───── Data excerpts ─────

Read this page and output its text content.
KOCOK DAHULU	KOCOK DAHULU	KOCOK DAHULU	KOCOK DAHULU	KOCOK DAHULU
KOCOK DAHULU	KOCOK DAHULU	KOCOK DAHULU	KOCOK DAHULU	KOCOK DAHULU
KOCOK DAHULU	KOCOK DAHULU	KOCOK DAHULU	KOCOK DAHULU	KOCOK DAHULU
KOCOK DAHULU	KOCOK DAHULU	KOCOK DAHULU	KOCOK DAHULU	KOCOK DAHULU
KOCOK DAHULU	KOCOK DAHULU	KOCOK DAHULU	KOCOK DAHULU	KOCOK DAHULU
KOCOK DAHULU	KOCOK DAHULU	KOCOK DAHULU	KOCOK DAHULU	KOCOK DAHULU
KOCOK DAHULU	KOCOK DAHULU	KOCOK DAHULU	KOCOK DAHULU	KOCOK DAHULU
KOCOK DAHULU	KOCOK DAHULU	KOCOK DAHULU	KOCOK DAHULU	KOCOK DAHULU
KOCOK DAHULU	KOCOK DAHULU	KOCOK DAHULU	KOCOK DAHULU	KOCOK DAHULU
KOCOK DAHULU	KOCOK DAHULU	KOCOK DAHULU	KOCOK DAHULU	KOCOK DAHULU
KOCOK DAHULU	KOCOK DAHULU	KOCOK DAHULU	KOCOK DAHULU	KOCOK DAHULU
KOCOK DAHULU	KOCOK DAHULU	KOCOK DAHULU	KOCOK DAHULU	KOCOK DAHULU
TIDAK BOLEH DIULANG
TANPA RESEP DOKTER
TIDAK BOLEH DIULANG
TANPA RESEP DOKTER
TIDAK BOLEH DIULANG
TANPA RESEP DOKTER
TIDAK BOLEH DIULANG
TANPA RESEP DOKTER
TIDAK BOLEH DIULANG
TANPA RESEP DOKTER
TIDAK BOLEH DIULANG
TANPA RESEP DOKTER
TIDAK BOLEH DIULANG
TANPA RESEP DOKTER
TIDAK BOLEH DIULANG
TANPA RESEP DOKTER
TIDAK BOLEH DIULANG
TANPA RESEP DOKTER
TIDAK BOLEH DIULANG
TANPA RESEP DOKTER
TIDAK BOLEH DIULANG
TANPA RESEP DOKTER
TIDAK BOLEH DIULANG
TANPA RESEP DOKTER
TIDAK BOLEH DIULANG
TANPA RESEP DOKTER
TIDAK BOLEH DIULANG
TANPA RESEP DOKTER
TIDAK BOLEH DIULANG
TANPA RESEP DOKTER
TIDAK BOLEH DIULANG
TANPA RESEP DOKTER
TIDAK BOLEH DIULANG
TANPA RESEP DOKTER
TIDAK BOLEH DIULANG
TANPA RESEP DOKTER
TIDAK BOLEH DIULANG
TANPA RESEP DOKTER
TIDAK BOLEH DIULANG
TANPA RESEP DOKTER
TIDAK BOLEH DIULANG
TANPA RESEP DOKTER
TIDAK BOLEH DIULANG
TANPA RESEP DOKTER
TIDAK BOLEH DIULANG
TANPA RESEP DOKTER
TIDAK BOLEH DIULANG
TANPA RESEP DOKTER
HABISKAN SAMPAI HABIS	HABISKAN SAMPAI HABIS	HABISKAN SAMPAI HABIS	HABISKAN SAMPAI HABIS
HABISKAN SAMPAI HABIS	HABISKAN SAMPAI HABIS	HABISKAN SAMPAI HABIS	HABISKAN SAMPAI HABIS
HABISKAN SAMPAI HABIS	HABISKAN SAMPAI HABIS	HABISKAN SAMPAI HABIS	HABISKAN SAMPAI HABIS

─────

:: Exercise task ::
Every record above must be duplicated exactly.

:: Complete response ::
Read this page and output its text content.
KOCOK DAHULU	KOCOK DAHULU	KOCOK DAHULU	KOCOK DAHULU	KOCOK DAHULU
KOCOK DAHULU	KOCOK DAHULU	KOCOK DAHULU	KOCOK DAHULU	KOCOK DAHULU
KOCOK DAHULU	KOCOK DAHULU	KOCOK DAHULU	KOCOK DAHULU	KOCOK DAHULU
KOCOK DAHULU	KOCOK DAHULU	KOCOK DAHULU	KOCOK DAHULU	KOCOK DAHULU
KOCOK DAHULU	KOCOK DAHULU	KOCOK DAHULU	KOCOK DAHULU	KOCOK DAHULU
KOCOK DAHULU	KOCOK DAHULU	KOCOK DAHULU	KOCOK DAHULU	KOCOK DAHULU
KOCOK DAHULU	KOCOK DAHULU	KOCOK DAHULU	KOCOK DAHULU	KOCOK DAHULU
KOCOK DAHULU	KOCOK DAHULU	KOCOK DAHULU	KOCOK DAHULU	KOCOK DAHULU
KOCOK DAHULU	KOCOK DAHULU	KOCOK DAHULU	KOCOK DAHULU	KOCOK DAHULU
KOCOK DAHULU	KOCOK DAHULU	KOCOK DAHULU	KOCOK DAHULU	KOCOK DAHULU
KOCOK DAHULU	KOCOK DAHULU	KOCOK DAHULU	KOCOK DAHULU	KOCOK DAHULU
KOCOK DAHULU	KOCOK DAHULU	KOCOK DAHULU	KOCOK DAHULU	KOCOK DAHULU
TIDAK BOLEH DIULANG
TANPA RESEP DOKTER
TIDAK BOLEH DIULANG
TANPA RESEP DOKTER
TIDAK BOLEH DIULANG
TANPA RESEP DOKTER
TIDAK BOLEH DIULANG
TANPA RESEP DOKTER
TIDAK BOLEH DIULANG
TANPA RESEP DOKTER
TIDAK BOLEH DIULANG
TANPA RESEP DOKTER
TIDAK BOLEH DIULANG
TANPA RESEP DOKTER
TIDAK BOLEH DIULANG
TANPA RESEP DOKTER
TIDAK BOLEH DIULANG
TANPA RESEP DOKTER
TIDAK BOLEH DIULANG
TANPA RESEP DOKTER
TIDAK BOLEH DIULANG
TANPA RESEP DOKTER
TIDAK BOLEH DIULANG
TANPA RESEP DOKTER
TIDAK BOLEH DIULANG
TANPA RESEP DOKTER
TIDAK BOLEH DIULANG
TANPA RESEP DOKTER
TIDAK BOLEH DIULANG
TANPA RESEP DOKTER
TIDAK BOLEH DIULANG
TANPA RESEP DOKTER
TIDAK BOLEH DIULANG
TANPA RESEP DOKTER
TIDAK BOLEH DIULANG
TANPA RESEP DOKTER
TIDAK BOLEH DIULANG
TANPA RESEP DOKTER
TIDAK BOLEH DIULANG
TANPA RESEP DOKTER
TIDAK BOLEH DIULANG
TANPA RESEP DOKTER
TIDAK BOLEH DIULANG
TANPA RESEP DOKTER
TIDAK BOLEH DIULANG
TANPA RESEP DOKTER
TIDAK BOLEH DIULANG
TANPA RESEP DOKTER
HABISKAN SAMPAI HABIS	HABISKAN SAMPAI HABIS	HABISKAN SAMPAI HABIS	HABISKAN SAMPAI HABIS
HABISKAN SAMPAI HABIS	HABISKAN SAMPAI HABIS	HABISKAN SAMPAI HABIS	HABISKAN SAMPAI HABIS
HABISKAN SAMPAI HABIS	HABISKAN SAMPAI HABIS	HABISKAN SAMPAI HABIS	HABISKAN SAMPAI HABIS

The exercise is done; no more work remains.